Passage to read:
━━━━━━━━

Nikita Dragun, a beauty YouTuber with more than 8 million Instagram followers, has repeatedly been criticized for darkening her skin tone with filters, lighting, makeup, and tanning. Her dramatic transformations have caused controversy since 2017, but more recently the term "blackfishing" has been used to describe Dragun's posts. 

"Blackfishing" is a play on the word "catfishing" — an online trend where individuals pretend to be someone they're not, usually to fool a potential partner. With "blackfishing," social media users will artificially darken their skin tone for photos, and the practice is often paired with cultural appropriation, like wearing traditionally Black hairstyles — something Dragun has also done. 

Nikita Dragun, who is mixed-race, denies that she artificially darkens her skin tone

Dragun appeared to be making a joke out of her controversial reputation when she tweeted "what race is nikita gonna be today ?" But her post drew immediate, harsh criticism, including from Black beauty YouTuber Nyma Tang, who quote-tweeted Dragun with "this s— is not funny."

One of Dragun's close friends, massively popular beauty-guru James Charles, even liked Tang's tweet, according to YouTube sleuths who got screenshots of it. He has since unliked the tweet.

In response to the drama around her statement, Dragun said that she was "tired of having to defend myself on every post," since she's mixed-race and her "mom is mexican" while her "dad is asian."

Critics compared a picture Dragun posted to Instagram in May 2020 where she appears very pale to one she posted in September 2020, which drew criticism immediately after she posted it, since her skin appears so much darker. 

Dragun, who is transgender, then quote-tweeted the side-by-side with pictures of her pre-transition skin color in the "winter vs. summer." She appears paler in the "winter" picture and darker in the "summer" picture.

━━━━━━━━

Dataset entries

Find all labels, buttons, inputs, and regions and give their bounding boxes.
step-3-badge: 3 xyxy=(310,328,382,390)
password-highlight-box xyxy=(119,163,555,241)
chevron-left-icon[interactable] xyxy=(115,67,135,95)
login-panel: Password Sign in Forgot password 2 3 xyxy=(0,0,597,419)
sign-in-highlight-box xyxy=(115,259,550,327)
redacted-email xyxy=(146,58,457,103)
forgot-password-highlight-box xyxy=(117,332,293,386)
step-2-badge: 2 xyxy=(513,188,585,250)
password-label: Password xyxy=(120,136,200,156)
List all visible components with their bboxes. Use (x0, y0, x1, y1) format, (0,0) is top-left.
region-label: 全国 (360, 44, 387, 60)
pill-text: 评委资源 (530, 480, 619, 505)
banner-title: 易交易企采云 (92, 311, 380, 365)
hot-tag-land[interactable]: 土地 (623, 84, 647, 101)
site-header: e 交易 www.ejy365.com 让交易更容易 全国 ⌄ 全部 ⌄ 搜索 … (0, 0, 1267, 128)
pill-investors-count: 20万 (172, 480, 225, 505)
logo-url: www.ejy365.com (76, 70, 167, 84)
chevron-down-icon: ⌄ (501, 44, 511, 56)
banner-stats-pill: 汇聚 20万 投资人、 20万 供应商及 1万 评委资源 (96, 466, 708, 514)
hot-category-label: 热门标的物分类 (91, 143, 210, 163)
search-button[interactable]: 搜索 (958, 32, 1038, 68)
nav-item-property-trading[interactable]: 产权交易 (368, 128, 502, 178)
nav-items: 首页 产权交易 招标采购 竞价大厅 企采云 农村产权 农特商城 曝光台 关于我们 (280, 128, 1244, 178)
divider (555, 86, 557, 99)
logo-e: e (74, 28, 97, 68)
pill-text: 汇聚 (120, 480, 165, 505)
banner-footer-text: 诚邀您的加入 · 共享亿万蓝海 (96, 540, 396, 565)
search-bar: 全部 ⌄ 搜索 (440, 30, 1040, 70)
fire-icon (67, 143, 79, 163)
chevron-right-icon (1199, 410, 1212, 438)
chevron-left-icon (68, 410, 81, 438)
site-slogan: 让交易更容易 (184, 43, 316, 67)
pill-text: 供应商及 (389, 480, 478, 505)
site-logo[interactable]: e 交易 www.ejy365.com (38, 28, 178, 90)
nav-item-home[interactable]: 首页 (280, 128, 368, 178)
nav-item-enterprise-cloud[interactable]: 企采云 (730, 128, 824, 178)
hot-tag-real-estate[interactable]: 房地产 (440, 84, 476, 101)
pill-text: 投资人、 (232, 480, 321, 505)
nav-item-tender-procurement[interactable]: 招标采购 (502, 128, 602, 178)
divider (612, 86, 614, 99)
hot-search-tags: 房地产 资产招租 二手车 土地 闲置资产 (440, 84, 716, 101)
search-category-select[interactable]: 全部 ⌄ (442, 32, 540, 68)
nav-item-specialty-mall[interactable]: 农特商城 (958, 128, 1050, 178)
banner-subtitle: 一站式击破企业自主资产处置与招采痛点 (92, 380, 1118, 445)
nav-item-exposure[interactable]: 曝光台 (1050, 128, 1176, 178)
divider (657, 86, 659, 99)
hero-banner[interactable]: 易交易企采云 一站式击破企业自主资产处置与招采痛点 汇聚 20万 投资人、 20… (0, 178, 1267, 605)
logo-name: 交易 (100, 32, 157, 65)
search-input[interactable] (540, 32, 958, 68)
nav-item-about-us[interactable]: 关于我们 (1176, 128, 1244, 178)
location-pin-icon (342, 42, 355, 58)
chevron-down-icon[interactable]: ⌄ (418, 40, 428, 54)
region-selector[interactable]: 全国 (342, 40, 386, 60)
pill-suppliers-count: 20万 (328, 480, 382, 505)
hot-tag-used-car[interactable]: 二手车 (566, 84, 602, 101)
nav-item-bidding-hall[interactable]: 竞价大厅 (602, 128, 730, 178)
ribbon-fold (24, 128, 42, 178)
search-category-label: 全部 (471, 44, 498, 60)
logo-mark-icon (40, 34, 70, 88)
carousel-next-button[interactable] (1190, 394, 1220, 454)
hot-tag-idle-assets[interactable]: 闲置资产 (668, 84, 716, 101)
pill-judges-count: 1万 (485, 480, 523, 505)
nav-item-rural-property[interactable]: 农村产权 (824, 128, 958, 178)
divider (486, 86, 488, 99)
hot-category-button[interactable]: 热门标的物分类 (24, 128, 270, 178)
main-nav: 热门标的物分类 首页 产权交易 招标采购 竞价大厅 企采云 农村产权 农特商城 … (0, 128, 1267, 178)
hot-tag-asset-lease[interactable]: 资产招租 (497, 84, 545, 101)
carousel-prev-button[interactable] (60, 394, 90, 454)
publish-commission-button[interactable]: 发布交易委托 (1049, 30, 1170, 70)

━━━━━━━━

Required action: In the passage about Nikita Dragun, which Black beauty YouTuber quote-tweeted Dragun's "what race is nikita gonna be today ?" post, and with what words?

Task result: Nyma Tang, who wrote "this s— is not funny."